EXERCISE INPUTS:
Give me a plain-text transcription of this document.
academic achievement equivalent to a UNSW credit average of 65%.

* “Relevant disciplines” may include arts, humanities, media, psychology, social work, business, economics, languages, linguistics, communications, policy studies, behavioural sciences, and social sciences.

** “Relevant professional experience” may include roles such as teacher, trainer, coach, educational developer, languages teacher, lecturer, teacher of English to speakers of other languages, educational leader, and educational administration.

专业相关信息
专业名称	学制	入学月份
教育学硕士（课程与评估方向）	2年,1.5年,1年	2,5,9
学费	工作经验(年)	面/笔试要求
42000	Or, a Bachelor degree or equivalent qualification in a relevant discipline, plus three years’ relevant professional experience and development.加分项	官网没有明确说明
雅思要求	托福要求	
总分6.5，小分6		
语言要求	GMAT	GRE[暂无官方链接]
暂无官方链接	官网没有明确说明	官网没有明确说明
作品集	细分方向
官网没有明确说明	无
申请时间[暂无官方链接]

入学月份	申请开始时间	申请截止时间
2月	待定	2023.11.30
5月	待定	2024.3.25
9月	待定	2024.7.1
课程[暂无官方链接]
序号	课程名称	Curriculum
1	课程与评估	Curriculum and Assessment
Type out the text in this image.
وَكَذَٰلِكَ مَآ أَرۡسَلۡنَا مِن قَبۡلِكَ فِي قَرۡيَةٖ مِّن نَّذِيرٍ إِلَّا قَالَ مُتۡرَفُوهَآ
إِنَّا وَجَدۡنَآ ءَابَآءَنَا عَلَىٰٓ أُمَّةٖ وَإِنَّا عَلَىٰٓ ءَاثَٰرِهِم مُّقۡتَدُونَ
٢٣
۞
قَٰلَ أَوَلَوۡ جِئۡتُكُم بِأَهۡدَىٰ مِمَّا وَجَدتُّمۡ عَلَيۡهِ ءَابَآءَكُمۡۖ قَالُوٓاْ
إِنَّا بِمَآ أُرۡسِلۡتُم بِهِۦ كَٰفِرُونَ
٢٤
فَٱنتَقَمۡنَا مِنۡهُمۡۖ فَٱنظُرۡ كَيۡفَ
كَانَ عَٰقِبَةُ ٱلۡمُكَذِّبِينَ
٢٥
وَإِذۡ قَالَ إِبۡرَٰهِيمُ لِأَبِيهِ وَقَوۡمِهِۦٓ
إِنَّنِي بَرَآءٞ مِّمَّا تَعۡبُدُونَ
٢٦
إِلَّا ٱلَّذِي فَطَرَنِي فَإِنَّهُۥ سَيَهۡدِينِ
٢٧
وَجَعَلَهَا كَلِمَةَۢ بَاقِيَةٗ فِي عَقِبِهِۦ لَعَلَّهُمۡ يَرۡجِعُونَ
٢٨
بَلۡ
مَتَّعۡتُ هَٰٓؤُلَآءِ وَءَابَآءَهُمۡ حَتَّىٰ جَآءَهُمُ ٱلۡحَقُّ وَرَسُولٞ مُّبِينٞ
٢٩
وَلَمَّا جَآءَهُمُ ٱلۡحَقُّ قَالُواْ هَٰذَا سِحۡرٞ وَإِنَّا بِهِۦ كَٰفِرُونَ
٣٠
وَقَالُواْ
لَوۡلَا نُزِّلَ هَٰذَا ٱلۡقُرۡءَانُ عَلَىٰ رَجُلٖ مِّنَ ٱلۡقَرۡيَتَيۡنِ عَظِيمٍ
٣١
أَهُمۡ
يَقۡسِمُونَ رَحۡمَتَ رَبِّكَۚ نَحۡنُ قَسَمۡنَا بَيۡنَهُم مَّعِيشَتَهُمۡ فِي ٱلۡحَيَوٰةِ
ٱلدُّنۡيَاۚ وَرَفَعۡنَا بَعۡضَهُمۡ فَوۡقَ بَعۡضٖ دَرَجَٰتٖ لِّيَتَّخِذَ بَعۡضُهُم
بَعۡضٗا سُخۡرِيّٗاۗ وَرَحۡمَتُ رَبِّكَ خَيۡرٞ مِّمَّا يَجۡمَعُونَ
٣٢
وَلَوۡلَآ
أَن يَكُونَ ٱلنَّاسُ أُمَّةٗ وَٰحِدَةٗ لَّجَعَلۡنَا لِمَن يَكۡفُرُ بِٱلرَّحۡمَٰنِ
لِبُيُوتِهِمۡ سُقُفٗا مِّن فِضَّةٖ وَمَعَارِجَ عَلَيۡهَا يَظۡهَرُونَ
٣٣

TASK BRIEF:
Of the lines in the data, how many contain the word "this"? Provide the number and nothing further.

ANSWER:
2